**TEKS SUMBER:**
Apabila mengikuti alur konstruksi hukum Pasal
6A ayat (3) dan ayat (4) UUD 1945, Pemohon memahami bahwa memakani Pasal 6A
ayat (3) UUD 1945 sepanjang terkait dengan jumlah pasangan calon, maka harus
dikaitkan dengan ketentuan Pasal 6A ayat (4) UUD 1945. Hal ini berarti jumlah
pasangan yang dimaksud Pasal 6A ayat (3) dikaitkan dengan ketentuan Pasal 6A
ayat (4) UUD 1945 adalah lebih dari 2 (dua) pasangan calon. Demikian pula
konstruksi hukum pada Pasal 159 ayat (1) UU Pilpres dapat dimaknai bahwa
sepanjang terkait dengan jumlah Pasangan Calon, maka harus dikaitkan dengan
konstruksi Pasal 159 ayat (2) UU Pilpres, yakni lebih dari 2 (dua) pasangan
calon.
Realitas Hukum
Ketentuan Pasal 6A ayat (3) dan ayat (4) UUD
1945 serta ketentuan Pasal 159 ayat (1) UU Pilpres merupakan norma hukum yang
dijadikan dasar pijak penyelenggara Pemilu untuk menetapkan pasangan Capres
terpilih dalam Pemilu. Namun realitas politik dan hukumnya berbeda karena
ternyata Pilpres 2014 hanya diikuti oleh dua pasangan calon.
Realitas tersebut tidak diatur dalam ketentuan
UU Pilpres. Padahal semestinya UU Pilpres menjelaskan secara rinci pemaknaan
Pasal 6A ayat (3) dan ayat (4) UUD 1945. Hal ini untuk menjamin kepastian hukum
yang berkeadilan jika hanya ada dua pasangan Capres.
Pilpres 2014 yang hanya diikuti oleh dua
pasangan calon, merupakan realitas yang harus dihadapi dan diselesaikan. Hukum
sebagai kenyataan dalam praktik, seringkali berbeda dengan hukum sebagai
disiplin ilmu. Realitas hukum kadangkala berbeda dengan apa yang dipelajari
dalam ilmu hukum. Nilai validitas suatu hukum terletak pada kesesuaiannya
dengan norma lainnya terutama norma dasar.
Dalam doktrin pembentukan suatu peraturan
perundang-undangan sebagai keputusan politik dan keputusan hukum, maka setiap
pembentukan perundang-undangan memiliki fungsi yang inheren dengan fungsi hukum
itu sendiri. Salah satu fungsinya di samping menjamin keadilan adalah
terwujudnya kepastian Hukum.
Solusi Hindari Kekosongan Hukum
Untuk menghindari kesimpangsiuran tafsir dan
menjamin keadilan dan kepastian hukum, para Pemohon berpendapat bahwa Mahkamah
Konstitusi harus memberikan tafsir Pasal 159 ayat (1) UU Pilpres agar
Penyelenggara Pemilu Presiden dan Wakil Presiden dan para Pasangan Calon
mendapatkan keadilan, kepastian hukum dan kemanfaatan dari putusan tersebut. MK
harus memberi arti yang pasti agar Pasal 159 ayat (1) UU Pilpres sejalan dengan
makna Pasal 6A ayat (3) dan ayat (4) UUD 1945 dan menjawab realitas Pilpres
2014 yang diikuti hanya oleh dua pasangan Capres.

**TUGAS 1:** Tuliskan kembali bagian teks sumber mulai dari "Pilpres 2014 yang" hingga "terutama norma dasar." tanpa mengubah satu kata pun.

**DAFTAR CATATAN:**
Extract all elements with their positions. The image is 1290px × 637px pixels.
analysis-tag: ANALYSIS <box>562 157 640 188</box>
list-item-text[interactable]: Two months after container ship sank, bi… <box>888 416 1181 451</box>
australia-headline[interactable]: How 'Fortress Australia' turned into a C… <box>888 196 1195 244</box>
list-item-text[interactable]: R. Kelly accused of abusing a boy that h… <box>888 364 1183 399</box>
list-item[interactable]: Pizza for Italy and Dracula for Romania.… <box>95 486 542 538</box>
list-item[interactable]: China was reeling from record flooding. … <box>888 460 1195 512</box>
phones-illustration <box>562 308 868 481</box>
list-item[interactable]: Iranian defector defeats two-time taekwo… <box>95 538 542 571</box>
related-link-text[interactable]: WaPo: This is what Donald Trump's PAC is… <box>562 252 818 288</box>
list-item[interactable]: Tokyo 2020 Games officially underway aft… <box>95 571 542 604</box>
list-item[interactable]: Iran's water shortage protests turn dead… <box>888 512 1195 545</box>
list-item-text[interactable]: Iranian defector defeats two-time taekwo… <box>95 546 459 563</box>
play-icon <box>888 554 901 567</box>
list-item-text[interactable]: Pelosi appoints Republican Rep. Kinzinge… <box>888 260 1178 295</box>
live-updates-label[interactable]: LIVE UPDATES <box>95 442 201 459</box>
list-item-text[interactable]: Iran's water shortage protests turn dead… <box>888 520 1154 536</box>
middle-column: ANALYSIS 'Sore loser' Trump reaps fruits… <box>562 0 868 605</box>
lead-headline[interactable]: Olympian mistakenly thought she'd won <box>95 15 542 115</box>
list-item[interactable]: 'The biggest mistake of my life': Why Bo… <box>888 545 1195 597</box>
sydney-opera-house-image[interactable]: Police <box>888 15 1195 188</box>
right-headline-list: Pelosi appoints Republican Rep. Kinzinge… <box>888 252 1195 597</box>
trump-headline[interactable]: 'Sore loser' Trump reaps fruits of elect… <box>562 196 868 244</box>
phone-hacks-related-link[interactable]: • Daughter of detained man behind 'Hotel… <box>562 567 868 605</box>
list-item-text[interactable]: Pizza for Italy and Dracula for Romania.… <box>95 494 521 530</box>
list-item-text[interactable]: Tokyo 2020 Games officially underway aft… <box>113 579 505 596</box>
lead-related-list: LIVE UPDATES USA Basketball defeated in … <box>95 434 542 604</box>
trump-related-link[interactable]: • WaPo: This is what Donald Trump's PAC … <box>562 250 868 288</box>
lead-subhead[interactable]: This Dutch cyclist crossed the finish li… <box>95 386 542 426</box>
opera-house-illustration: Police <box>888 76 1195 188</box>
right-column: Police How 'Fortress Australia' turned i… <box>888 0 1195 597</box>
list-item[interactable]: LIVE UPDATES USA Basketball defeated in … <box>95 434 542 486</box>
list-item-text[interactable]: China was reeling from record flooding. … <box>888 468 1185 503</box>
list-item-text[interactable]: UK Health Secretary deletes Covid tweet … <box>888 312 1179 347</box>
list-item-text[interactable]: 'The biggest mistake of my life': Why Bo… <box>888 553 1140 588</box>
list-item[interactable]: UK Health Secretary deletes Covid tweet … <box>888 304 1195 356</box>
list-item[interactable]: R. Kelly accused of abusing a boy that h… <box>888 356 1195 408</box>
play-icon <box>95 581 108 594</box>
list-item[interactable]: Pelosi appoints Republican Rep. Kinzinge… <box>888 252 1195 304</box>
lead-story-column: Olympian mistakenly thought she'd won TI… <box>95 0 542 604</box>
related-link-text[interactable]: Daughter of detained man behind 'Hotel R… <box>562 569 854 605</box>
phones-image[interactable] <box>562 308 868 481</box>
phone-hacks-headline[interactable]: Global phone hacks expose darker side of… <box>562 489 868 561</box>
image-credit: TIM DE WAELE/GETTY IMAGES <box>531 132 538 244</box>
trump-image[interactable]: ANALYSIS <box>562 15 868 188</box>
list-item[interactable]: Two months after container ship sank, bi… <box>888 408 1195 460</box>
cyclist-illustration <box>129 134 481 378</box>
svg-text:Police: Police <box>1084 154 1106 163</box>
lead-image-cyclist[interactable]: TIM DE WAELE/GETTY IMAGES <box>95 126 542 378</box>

**TUGAS 2:** Ubah catatan mulai dari baris pertama hingga baris yang memuat "australia-headline[interactable]: How 'Fortress", termasuk baris itu, menjadi daftar bernomor dan buang baris kosongnya.

**JAWABAN BENAR 1:**
Pilpres 2014 yang hanya diikuti oleh dua
pasangan calon, merupakan realitas yang harus dihadapi dan diselesaikan. Hukum
sebagai kenyataan dalam praktik, seringkali berbeda dengan hukum sebagai
disiplin ilmu. Realitas hukum kadangkala berbeda dengan apa yang dipelajari
dalam ilmu hukum. Nilai validitas suatu hukum terletak pada kesesuaiannya
dengan norma lainnya terutama norma dasar.

**JAWABAN BENAR 2:**
1. Extract all elements with their positions. The image is 1290px × 637px pixels.
2. analysis-tag: ANALYSIS <box>562 157 640 188</box>
3. list-item-text[interactable]: Two months after container ship sank, bi… <box>888 416 1181 451</box>
4. australia-headline[interactable]: How 'Fortress Australia' turned into a C… <box>888 196 1195 244</box>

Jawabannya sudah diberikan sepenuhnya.